[To do] Transcribe the records in full, keeping every character as it is.

>> Begin Data in this exercise

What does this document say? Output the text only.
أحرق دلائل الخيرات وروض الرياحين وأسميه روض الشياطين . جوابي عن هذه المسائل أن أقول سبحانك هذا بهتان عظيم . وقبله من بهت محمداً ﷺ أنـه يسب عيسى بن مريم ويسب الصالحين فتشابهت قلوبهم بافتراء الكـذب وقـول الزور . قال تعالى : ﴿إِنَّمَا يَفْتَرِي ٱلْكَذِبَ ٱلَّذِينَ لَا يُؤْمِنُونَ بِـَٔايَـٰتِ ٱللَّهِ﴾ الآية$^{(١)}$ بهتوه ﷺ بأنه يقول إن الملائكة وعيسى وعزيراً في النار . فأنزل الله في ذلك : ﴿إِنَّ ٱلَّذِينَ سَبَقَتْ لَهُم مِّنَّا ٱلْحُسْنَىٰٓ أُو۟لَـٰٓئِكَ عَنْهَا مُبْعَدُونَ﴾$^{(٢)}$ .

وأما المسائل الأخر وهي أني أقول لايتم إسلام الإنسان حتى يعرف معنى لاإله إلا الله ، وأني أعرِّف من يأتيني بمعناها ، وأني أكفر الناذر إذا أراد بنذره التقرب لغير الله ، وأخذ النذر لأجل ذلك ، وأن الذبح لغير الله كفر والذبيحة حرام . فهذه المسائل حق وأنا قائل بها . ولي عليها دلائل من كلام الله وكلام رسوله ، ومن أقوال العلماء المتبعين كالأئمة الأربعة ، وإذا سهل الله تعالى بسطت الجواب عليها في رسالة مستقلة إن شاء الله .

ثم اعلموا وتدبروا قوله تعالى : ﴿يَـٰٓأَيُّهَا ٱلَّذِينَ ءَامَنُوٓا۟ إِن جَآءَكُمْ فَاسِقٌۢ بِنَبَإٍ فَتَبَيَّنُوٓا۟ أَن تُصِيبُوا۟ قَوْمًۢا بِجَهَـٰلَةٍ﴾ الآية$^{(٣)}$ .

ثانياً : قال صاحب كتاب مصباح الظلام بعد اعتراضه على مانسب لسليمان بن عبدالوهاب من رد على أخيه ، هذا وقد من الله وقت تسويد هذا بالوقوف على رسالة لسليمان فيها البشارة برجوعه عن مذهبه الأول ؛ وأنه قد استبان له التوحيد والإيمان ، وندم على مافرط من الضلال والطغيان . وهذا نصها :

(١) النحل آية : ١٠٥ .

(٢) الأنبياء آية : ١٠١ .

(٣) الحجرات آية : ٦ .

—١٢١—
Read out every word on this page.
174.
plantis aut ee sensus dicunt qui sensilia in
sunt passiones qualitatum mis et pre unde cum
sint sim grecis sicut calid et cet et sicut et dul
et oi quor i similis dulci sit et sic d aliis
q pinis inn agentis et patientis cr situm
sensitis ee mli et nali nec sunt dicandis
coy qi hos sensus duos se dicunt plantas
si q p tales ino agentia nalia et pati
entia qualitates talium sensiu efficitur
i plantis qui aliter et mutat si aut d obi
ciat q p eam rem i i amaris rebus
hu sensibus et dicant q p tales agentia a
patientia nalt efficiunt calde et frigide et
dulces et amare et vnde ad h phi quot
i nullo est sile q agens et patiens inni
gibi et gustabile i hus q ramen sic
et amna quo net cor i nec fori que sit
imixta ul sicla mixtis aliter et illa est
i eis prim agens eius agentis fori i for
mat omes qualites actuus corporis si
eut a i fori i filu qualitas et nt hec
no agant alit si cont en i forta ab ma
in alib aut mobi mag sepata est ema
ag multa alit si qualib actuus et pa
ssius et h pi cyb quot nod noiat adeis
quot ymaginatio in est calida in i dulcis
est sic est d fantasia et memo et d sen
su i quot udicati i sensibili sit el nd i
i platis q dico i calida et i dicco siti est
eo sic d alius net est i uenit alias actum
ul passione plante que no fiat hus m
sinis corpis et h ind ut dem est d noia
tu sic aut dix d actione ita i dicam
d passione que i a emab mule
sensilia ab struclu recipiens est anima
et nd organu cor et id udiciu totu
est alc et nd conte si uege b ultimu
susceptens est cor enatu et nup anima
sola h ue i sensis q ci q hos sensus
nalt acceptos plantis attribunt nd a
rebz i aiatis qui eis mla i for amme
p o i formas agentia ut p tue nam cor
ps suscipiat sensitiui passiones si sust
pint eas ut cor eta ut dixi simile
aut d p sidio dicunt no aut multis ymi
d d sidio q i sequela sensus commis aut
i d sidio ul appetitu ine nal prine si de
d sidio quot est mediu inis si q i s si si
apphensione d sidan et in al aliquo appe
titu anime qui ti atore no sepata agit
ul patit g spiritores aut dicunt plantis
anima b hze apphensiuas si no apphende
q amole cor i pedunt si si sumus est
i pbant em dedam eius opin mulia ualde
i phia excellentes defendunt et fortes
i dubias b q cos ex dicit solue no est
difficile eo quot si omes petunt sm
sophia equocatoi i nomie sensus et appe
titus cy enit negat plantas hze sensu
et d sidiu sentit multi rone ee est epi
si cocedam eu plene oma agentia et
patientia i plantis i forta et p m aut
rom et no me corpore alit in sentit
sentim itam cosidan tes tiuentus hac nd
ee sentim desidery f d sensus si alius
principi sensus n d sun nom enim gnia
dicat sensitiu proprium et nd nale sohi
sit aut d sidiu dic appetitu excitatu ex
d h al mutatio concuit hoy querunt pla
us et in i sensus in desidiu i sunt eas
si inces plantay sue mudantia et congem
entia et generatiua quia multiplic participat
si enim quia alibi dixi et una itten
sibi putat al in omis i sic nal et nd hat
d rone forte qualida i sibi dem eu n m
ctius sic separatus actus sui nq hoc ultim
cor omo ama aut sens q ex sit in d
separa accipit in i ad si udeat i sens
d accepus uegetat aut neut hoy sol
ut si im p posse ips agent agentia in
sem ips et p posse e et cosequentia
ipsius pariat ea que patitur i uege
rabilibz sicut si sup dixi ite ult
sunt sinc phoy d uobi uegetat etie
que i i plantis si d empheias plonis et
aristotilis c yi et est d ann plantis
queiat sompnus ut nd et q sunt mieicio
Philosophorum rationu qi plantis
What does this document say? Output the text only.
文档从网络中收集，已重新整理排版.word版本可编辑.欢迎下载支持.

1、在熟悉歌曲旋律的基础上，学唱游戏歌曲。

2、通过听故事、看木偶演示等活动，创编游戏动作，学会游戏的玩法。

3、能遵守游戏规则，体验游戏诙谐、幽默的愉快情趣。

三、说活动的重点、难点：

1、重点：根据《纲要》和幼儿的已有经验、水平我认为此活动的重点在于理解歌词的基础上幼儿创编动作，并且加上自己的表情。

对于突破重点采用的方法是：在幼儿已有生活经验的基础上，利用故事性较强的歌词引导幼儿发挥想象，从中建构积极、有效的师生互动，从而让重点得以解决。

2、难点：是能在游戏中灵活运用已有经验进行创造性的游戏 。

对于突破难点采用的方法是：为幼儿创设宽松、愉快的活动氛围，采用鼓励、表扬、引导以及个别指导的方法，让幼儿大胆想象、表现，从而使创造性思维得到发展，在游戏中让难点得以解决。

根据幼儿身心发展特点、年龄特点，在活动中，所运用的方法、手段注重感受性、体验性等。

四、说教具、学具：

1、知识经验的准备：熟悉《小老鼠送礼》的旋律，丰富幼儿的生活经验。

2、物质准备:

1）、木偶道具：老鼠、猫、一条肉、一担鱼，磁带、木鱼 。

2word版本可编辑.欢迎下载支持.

>> End Data in this exercise

[Task output]
What does this document say? Output the text only.
أحرق دلائل الخيرات وروض الرياحين وأسميه روض الشياطين . جوابي عن هذه المسائل أن أقول سبحانك هذا بهتان عظيم . وقبله من بهت محمداً ﷺ أنـه يسب عيسى بن مريم ويسب الصالحين فتشابهت قلوبهم بافتراء الكـذب وقـول الزور . قال تعالى : ﴿إِنَّمَا يَفْتَرِي ٱلْكَذِبَ ٱلَّذِينَ لَا يُؤْمِنُونَ بِـَٔايَـٰتِ ٱللَّهِ﴾ الآية$^{(١)}$ بهتوه ﷺ بأنه يقول إن الملائكة وعيسى وعزيراً في النار . فأنزل الله في ذلك : ﴿إِنَّ ٱلَّذِينَ سَبَقَتْ لَهُم مِّنَّا ٱلْحُسْنَىٰٓ أُو۟لَـٰٓئِكَ عَنْهَا مُبْعَدُونَ﴾$^{(٢)}$ .

وأما المسائل الأخر وهي أني أقول لايتم إسلام الإنسان حتى يعرف معنى لاإله إلا الله ، وأني أعرِّف من يأتيني بمعناها ، وأني أكفر الناذر إذا أراد بنذره التقرب لغير الله ، وأخذ النذر لأجل ذلك ، وأن الذبح لغير الله كفر والذبيحة حرام . فهذه المسائل حق وأنا قائل بها . ولي عليها دلائل من كلام الله وكلام رسوله ، ومن أقوال العلماء المتبعين كالأئمة الأربعة ، وإذا سهل الله تعالى بسطت الجواب عليها في رسالة مستقلة إن شاء الله .

ثم اعلموا وتدبروا قوله تعالى : ﴿يَـٰٓأَيُّهَا ٱلَّذِينَ ءَامَنُوٓا۟ إِن جَآءَكُمْ فَاسِقٌۢ بِنَبَإٍ فَتَبَيَّنُوٓا۟ أَن تُصِيبُوا۟ قَوْمًۢا بِجَهَـٰلَةٍ﴾ الآية$^{(٣)}$ .

ثانياً : قال صاحب كتاب مصباح الظلام بعد اعتراضه على مانسب لسليمان بن عبدالوهاب من رد على أخيه ، هذا وقد من الله وقت تسويد هذا بالوقوف على رسالة لسليمان فيها البشارة برجوعه عن مذهبه الأول ؛ وأنه قد استبان له التوحيد والإيمان ، وندم على مافرط من الضلال والطغيان . وهذا نصها :

(١) النحل آية : ١٠٥ .

(٢) الأنبياء آية : ١٠١ .

(٣) الحجرات آية : ٦ .

—١٢١—
Read out every word on this page.
174.
plantis aut ee sensus dicunt qui sensilia in
sunt passiones qualitatum mis et pre unde cum
sint sim grecis sicut calid et cet et sicut et dul
et oi quor i similis dulci sit et sic d aliis
q pinis inn agentis et patientis cr situm
sensitis ee mli et nali nec sunt dicandis
coy qi hos sensus duos se dicunt plantas
si q p tales ino agentia nalia et pati
entia qualitates talium sensiu efficitur
i plantis qui aliter et mutat si aut d obi
ciat q p eam rem i i amaris rebus
hu sensibus et dicant q p tales agentia a
patientia nalt efficiunt calde et frigide et
dulces et amare et vnde ad h phi quot
i nullo est sile q agens et patiens inni
gibi et gustabile i hus q ramen sic
et amna quo net cor i nec fori que sit
imixta ul sicla mixtis aliter et illa est
i eis prim agens eius agentis fori i for
mat omes qualites actuus corporis si
eut a i fori i filu qualitas et nt hec
no agant alit si cont en i forta ab ma
in alib aut mobi mag sepata est ema
ag multa alit si qualib actuus et pa
ssius et h pi cyb quot nod noiat adeis
quot ymaginatio in est calida in i dulcis
est sic est d fantasia et memo et d sen
su i quot udicati i sensibili sit el nd i
i platis q dico i calida et i dicco siti est
eo sic d alius net est i uenit alias actum
ul passione plante que no fiat hus m
sinis corpis et h ind ut dem est d noia
tu sic aut dix d actione ita i dicam
d passione que i a emab mule
sensilia ab struclu recipiens est anima
et nd organu cor et id udiciu totu
est alc et nd conte si uege b ultimu
susceptens est cor enatu et nup anima
sola h ue i sensis q ci q hos sensus
nalt acceptos plantis attribunt nd a
rebz i aiatis qui eis mla i for amme
p o i formas agentia ut p tue nam cor
ps suscipiat sensitiui passiones si sust
pint eas ut cor eta ut dixi simile
aut d p sidio dicunt no aut multis ymi
d d sidio q i sequela sensus commis aut
i d sidio ul appetitu ine nal prine si de
d sidio quot est mediu inis si q i s si si
apphensione d sidan et in al aliquo appe
titu anime qui ti atore no sepata agit
ul patit g spiritores aut dicunt plantis
anima b hze apphensiuas si no apphende
q amole cor i pedunt si si sumus est
i pbant em dedam eius opin mulia ualde
i phia excellentes defendunt et fortes
i dubias b q cos ex dicit solue no est
difficile eo quot si omes petunt sm
sophia equocatoi i nomie sensus et appe
titus cy enit negat plantas hze sensu
et d sidiu sentit multi rone ee est epi
si cocedam eu plene oma agentia et
patientia i plantis i forta et p m aut
rom et no me corpore alit in sentit
sentim itam cosidan tes tiuentus hac nd
ee sentim desidery f d sensus si alius
principi sensus n d sun nom enim gnia
dicat sensitiu proprium et nd nale sohi
sit aut d sidiu dic appetitu excitatu ex
d h al mutatio concuit hoy querunt pla
us et in i sensus in desidiu i sunt eas
si inces plantay sue mudantia et congem
entia et generatiua quia multiplic participat
si enim quia alibi dixi et una itten
sibi putat al in omis i sic nal et nd hat
d rone forte qualida i sibi dem eu n m
ctius sic separatus actus sui nq hoc ultim
cor omo ama aut sens q ex sit in d
separa accipit in i ad si udeat i sens
d accepus uegetat aut neut hoy sol
ut si im p posse ips agent agentia in
sem ips et p posse e et cosequentia
ipsius pariat ea que patitur i uege
rabilibz sicut si sup dixi ite ult
sunt sinc phoy d uobi uegetat etie
que i i plantis si d empheias plonis et
aristotilis c yi et est d ann plantis
queiat sompnus ut nd et q sunt mieicio
Philosophorum rationu qi plantis
What does this document say? Output the text only.
文档从网络中收集，已重新整理排版.word版本可编辑.欢迎下载支持.

1、在熟悉歌曲旋律的基础上，学唱游戏歌曲。

2、通过听故事、看木偶演示等活动，创编游戏动作，学会游戏的玩法。

3、能遵守游戏规则，体验游戏诙谐、幽默的愉快情趣。

三、说活动的重点、难点：

1、重点：根据《纲要》和幼儿的已有经验、水平我认为此活动的重点在于理解歌词的基础上幼儿创编动作，并且加上自己的表情。

对于突破重点采用的方法是：在幼儿已有生活经验的基础上，利用故事性较强的歌词引导幼儿发挥想象，从中建构积极、有效的师生互动，从而让重点得以解决。

2、难点：是能在游戏中灵活运用已有经验进行创造性的游戏 。

对于突破难点采用的方法是：为幼儿创设宽松、愉快的活动氛围，采用鼓励、表扬、引导以及个别指导的方法，让幼儿大胆想象、表现，从而使创造性思维得到发展，在游戏中让难点得以解决。

根据幼儿身心发展特点、年龄特点，在活动中，所运用的方法、手段注重感受性、体验性等。

四、说教具、学具：

1、知识经验的准备：熟悉《小老鼠送礼》的旋律，丰富幼儿的生活经验。

2、物质准备:

1）、木偶道具：老鼠、猫、一条肉、一担鱼，磁带、木鱼 。

2word版本可编辑.欢迎下载支持.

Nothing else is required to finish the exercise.